+++ Source data
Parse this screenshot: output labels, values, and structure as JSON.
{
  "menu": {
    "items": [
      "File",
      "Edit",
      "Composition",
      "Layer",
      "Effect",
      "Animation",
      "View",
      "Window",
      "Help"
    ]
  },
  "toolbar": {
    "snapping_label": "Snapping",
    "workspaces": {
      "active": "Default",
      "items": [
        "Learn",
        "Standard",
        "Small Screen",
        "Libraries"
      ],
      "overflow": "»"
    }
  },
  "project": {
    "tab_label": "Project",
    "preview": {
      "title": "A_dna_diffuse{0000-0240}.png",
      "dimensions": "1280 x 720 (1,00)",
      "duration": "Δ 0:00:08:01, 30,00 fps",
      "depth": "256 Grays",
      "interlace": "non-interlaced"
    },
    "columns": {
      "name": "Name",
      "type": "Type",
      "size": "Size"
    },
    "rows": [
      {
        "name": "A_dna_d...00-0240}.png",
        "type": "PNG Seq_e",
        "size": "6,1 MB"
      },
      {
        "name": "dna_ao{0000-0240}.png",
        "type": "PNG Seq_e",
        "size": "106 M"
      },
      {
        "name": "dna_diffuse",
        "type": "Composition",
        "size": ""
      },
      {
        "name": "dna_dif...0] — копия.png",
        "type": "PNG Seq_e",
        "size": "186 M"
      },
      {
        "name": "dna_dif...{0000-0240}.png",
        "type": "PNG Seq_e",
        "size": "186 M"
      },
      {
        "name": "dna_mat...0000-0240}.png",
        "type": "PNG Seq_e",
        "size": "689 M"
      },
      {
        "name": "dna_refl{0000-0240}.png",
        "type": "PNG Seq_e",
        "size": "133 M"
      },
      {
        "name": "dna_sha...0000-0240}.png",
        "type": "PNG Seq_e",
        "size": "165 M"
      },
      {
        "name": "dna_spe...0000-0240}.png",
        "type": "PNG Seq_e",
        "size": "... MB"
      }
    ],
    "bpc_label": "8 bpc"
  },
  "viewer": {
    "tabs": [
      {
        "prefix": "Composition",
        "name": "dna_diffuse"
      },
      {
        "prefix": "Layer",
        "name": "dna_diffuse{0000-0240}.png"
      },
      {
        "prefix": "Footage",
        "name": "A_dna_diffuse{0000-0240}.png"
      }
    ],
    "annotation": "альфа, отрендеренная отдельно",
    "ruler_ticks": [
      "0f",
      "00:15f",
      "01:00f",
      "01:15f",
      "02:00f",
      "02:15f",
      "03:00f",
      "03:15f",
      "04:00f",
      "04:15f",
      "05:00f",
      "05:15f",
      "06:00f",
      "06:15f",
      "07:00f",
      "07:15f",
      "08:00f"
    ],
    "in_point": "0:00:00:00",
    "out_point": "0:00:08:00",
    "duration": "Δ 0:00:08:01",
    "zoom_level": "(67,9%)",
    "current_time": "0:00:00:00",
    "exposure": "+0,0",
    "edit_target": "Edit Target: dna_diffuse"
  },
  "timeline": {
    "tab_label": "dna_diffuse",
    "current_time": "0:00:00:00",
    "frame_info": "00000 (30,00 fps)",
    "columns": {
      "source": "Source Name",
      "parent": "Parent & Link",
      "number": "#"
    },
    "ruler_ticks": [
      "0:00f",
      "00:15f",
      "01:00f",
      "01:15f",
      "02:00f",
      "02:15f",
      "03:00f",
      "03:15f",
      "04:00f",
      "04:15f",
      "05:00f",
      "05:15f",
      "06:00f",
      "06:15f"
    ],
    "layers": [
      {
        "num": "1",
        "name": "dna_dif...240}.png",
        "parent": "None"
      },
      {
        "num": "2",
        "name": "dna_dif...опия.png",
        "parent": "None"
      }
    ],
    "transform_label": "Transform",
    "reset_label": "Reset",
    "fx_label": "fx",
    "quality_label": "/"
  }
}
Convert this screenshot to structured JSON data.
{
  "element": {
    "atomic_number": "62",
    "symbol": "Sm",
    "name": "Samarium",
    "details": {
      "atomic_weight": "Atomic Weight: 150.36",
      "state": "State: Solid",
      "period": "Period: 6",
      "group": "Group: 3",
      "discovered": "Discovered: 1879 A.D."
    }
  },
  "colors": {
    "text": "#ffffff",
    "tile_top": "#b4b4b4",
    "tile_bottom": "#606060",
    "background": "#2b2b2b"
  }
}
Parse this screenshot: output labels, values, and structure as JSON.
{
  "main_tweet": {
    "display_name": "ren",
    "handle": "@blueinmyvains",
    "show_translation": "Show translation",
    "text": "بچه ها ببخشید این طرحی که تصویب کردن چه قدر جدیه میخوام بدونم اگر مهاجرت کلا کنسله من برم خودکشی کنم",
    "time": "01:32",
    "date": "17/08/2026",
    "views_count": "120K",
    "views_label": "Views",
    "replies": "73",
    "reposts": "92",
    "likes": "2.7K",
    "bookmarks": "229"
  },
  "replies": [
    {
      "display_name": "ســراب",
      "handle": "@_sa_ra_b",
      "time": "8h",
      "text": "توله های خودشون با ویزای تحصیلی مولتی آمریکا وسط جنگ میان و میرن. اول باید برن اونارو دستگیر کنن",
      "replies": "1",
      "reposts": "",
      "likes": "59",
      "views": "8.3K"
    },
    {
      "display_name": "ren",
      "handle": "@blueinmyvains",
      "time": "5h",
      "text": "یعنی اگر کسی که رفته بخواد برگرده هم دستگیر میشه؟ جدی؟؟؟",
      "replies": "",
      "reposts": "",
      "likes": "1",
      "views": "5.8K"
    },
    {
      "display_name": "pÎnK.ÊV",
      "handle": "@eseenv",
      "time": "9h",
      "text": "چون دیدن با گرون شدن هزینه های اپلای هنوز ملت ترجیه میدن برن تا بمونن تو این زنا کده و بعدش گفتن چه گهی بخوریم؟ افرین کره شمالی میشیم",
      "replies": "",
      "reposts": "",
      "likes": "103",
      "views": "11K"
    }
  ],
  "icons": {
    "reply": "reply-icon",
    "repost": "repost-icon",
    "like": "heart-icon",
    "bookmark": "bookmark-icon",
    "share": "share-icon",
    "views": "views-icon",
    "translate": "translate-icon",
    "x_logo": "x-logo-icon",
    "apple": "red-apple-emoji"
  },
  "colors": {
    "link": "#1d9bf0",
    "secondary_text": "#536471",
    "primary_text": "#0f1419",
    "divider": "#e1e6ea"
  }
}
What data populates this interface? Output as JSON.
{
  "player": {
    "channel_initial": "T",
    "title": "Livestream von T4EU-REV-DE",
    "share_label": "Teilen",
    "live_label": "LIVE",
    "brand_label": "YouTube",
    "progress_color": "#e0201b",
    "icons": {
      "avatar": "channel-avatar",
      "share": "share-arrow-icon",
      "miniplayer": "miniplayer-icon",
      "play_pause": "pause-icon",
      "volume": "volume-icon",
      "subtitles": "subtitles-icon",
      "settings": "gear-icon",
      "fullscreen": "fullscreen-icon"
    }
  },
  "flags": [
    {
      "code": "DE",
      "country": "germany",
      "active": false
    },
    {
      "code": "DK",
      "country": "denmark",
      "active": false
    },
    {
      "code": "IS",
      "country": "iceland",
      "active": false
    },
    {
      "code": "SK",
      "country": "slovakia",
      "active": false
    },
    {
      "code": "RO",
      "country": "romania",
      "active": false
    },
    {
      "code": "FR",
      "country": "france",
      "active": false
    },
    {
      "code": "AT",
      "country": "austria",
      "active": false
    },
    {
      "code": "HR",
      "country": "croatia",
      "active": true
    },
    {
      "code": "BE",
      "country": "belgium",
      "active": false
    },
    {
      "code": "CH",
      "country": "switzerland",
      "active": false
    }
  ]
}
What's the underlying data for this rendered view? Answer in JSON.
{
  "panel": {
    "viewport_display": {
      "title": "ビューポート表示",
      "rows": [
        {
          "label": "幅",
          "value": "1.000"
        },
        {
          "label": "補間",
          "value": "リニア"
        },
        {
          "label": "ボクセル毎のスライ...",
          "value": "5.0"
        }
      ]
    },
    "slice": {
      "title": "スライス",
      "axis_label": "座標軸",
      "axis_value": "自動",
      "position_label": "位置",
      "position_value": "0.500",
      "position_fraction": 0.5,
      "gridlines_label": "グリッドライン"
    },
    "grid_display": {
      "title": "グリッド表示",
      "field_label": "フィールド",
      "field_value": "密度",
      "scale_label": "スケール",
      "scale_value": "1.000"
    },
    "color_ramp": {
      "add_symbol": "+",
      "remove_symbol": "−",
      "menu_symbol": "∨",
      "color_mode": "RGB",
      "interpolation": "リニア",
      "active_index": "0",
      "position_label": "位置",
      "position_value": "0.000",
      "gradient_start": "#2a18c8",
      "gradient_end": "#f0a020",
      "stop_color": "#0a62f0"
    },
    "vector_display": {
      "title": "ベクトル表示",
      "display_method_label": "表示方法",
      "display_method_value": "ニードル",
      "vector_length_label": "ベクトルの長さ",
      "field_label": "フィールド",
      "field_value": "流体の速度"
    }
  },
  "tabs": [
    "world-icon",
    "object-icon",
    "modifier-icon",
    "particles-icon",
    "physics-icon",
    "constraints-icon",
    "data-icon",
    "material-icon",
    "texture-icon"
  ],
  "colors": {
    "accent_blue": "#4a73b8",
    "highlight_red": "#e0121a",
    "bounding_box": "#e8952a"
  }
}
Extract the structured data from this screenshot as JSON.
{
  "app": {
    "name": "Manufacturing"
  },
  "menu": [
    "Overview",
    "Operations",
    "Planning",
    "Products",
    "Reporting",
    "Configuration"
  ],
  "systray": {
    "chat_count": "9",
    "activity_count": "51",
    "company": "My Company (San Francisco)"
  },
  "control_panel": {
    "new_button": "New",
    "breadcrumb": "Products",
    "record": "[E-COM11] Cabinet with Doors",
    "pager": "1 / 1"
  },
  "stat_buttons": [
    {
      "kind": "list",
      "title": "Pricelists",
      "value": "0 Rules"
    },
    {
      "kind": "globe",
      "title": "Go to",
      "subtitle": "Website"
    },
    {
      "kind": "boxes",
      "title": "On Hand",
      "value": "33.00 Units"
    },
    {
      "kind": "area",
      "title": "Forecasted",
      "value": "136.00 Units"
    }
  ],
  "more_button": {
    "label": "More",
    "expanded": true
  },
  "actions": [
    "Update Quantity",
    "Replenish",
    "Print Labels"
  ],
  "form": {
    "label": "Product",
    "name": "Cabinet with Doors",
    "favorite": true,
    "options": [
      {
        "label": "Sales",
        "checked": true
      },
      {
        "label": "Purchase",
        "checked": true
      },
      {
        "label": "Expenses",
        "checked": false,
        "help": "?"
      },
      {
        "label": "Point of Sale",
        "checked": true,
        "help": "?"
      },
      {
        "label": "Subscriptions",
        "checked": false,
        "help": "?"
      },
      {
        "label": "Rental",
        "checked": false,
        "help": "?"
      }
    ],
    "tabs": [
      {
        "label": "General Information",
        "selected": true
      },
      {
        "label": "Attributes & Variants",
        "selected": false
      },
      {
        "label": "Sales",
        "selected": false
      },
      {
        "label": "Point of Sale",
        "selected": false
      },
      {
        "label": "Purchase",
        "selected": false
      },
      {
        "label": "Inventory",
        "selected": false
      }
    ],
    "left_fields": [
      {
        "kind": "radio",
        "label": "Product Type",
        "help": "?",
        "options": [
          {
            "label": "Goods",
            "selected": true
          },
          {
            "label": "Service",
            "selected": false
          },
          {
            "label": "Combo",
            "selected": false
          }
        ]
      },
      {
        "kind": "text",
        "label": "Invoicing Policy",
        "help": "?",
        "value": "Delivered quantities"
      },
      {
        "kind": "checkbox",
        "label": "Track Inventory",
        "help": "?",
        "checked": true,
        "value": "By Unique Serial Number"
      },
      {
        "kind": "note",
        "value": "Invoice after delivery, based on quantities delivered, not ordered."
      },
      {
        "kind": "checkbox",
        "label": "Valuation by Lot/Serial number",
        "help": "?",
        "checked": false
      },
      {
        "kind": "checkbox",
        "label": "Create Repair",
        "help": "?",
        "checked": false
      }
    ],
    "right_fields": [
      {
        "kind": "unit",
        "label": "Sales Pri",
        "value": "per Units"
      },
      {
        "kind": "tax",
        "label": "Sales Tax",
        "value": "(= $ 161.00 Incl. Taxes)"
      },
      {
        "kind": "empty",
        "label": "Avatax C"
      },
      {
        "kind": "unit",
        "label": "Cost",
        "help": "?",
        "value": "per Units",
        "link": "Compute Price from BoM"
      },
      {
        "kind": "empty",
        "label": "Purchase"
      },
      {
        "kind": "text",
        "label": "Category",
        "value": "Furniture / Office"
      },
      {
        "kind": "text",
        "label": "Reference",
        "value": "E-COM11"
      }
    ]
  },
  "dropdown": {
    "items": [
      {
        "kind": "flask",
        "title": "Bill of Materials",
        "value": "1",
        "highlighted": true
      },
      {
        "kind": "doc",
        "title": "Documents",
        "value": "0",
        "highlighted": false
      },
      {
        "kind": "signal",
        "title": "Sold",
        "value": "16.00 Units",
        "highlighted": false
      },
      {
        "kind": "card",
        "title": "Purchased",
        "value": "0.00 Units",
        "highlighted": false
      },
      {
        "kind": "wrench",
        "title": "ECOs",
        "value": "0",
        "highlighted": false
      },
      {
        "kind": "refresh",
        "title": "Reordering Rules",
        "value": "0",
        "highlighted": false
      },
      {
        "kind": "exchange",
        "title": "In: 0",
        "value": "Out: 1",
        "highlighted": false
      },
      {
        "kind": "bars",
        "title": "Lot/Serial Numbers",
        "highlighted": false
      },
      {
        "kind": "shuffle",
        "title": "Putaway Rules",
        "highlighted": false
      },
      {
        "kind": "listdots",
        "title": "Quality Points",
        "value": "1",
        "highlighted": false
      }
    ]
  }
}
++++++
**What you should do**
Where a line above includes "دستگیر", copy that line.

**Exercise result**
      "text": "توله های خودشون با ویزای تحصیلی مولتی آمریکا وسط جنگ میان و میرن. اول باید برن اونارو دستگیر کنن",
      "text": "یعنی اگر کسی که رفته بخواد برگرده هم دستگیر میشه؟ جدی؟؟؟",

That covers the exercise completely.